» What you have to do
List all lines of the data that include the string "selected".

» Data shown
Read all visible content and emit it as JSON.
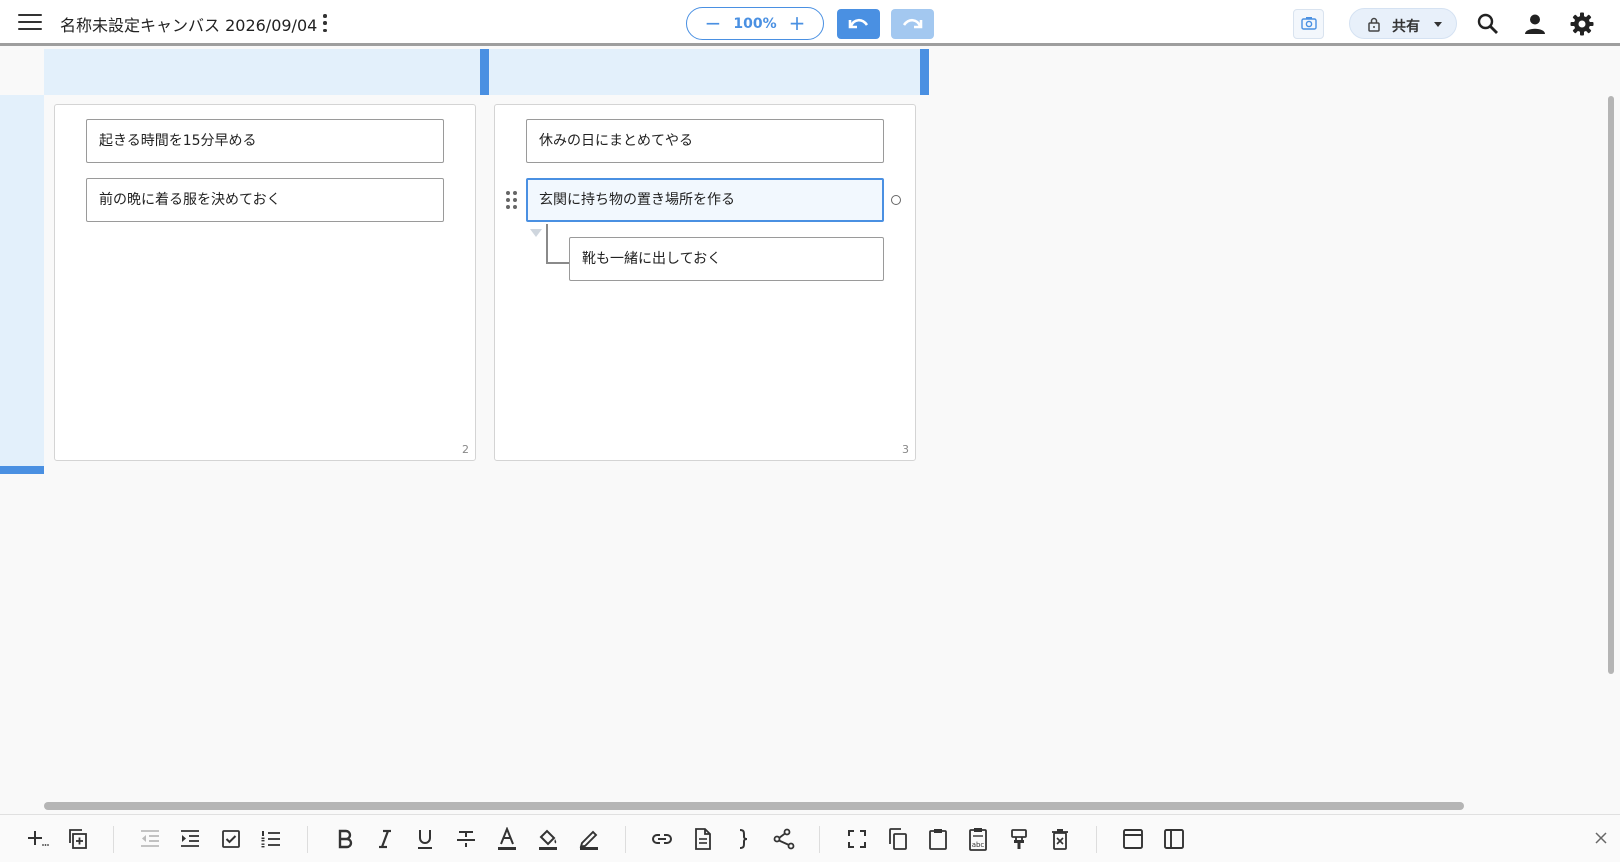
{
  "header": {
    "menu_icon": "hamburger-icon",
    "title": "名称未設定キャンバス 2026/09/04",
    "more_icon": "kebab-icon",
    "zoom": {
      "minus": "−",
      "value": "100%",
      "plus": "+"
    },
    "undo_icon": "undo-icon",
    "redo_icon": "redo-icon",
    "screenshot_icon": "camera-icon",
    "share": {
      "lock_icon": "lock-icon",
      "label": "共有"
    },
    "search_icon": "search-icon",
    "account_icon": "person-icon",
    "settings_icon": "gear-icon"
  },
  "canvas": {
    "panels": [
      {
        "number": "2",
        "cards": [
          {
            "text": "起きる時間を15分早める"
          },
          {
            "text": "前の晩に着る服を決めておく"
          }
        ]
      },
      {
        "number": "3",
        "cards": [
          {
            "text": "休みの日にまとめてやる"
          },
          {
            "text": "玄関に持ち物の置き場所を作る",
            "selected": true
          },
          {
            "text": "靴も一緒に出しておく",
            "child": true
          }
        ]
      }
    ]
  },
  "toolbar": {
    "buttons": [
      "add-icon",
      "duplicate-icon",
      "outdent-icon",
      "indent-icon",
      "checkbox-icon",
      "numbered-list-icon",
      "bold-icon",
      "italic-icon",
      "underline-icon",
      "strikethrough-icon",
      "text-color-icon",
      "fill-color-icon",
      "pen-icon",
      "link-icon",
      "document-icon",
      "brace-icon",
      "share-nodes-icon",
      "fullscreen-icon",
      "copy-icon",
      "paste-icon",
      "paste-text-icon",
      "format-painter-icon",
      "delete-icon",
      "window-icon",
      "sidebar-icon"
    ],
    "close_icon": "close-icon"
  }
}
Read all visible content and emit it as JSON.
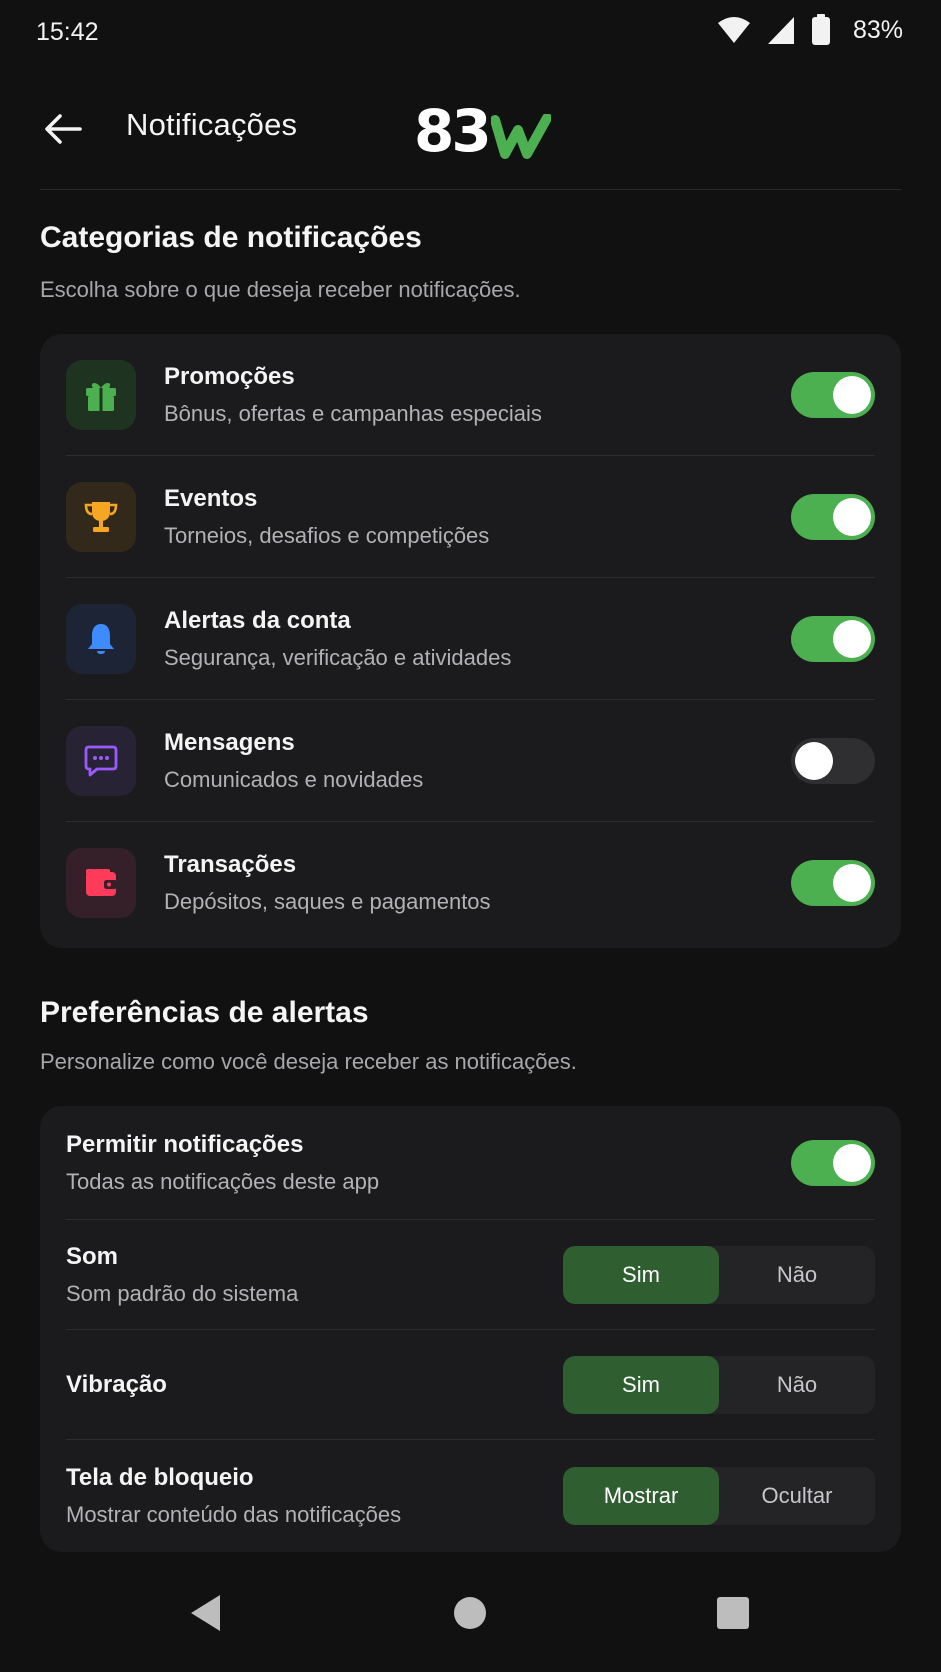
{
  "status_bar": {
    "time": "15:42",
    "battery": "83%",
    "icons": [
      "wifi-icon",
      "signal-icon",
      "battery-icon"
    ]
  },
  "header": {
    "title": "Notificações",
    "logo_text": "83",
    "logo_accent": "w",
    "back_icon": "arrow-left-icon"
  },
  "categories": {
    "title": "Categorias de notificações",
    "subtitle": "Escolha sobre o que deseja receber notificações.",
    "items": [
      {
        "title": "Promoções",
        "subtitle": "Bônus, ofertas e campanhas especiais",
        "icon": "gift-icon",
        "enabled": true,
        "icon_color": "#4caf50",
        "tile_color": "#1f3321"
      },
      {
        "title": "Eventos",
        "subtitle": "Torneios, desafios e competições",
        "icon": "trophy-icon",
        "enabled": true,
        "icon_color": "#f5a623",
        "tile_color": "#33291a"
      },
      {
        "title": "Alertas da conta",
        "subtitle": "Segurança, verificação e atividades",
        "icon": "bell-icon",
        "enabled": true,
        "icon_color": "#3d8bff",
        "tile_color": "#1c2435"
      },
      {
        "title": "Mensagens",
        "subtitle": "Comunicados e novidades",
        "icon": "chat-icon",
        "enabled": false,
        "icon_color": "#9b59ff",
        "tile_color": "#272335"
      },
      {
        "title": "Transações",
        "subtitle": "Depósitos, saques e pagamentos",
        "icon": "wallet-icon",
        "enabled": true,
        "icon_color": "#ff3b5c",
        "tile_color": "#35202a"
      }
    ]
  },
  "preferences": {
    "title": "Preferências de alertas",
    "subtitle": "Personalize como você deseja receber as notificações.",
    "allow": {
      "title": "Permitir notificações",
      "subtitle": "Todas as notificações deste app",
      "enabled": true
    },
    "sound": {
      "title": "Som",
      "subtitle": "Som padrão do sistema",
      "options": [
        "Sim",
        "Não"
      ],
      "selected": "Sim"
    },
    "vibration": {
      "title": "Vibração",
      "options": [
        "Sim",
        "Não"
      ],
      "selected": "Sim"
    },
    "lockscreen": {
      "title": "Tela de bloqueio",
      "subtitle": "Mostrar conteúdo das notificações",
      "options": [
        "Mostrar",
        "Ocultar"
      ],
      "selected": "Mostrar"
    }
  },
  "nav_bar": {
    "icons": [
      "nav-back-icon",
      "nav-home-icon",
      "nav-recents-icon"
    ]
  },
  "colors": {
    "accent": "#4caf50",
    "background": "#111112",
    "card": "#1b1b1d",
    "segment_active": "#2f5e31"
  }
}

» Response below
            "selected": true
      "selected": "Sim"
      "selected": "Sim"
      "selected": "Mostrar"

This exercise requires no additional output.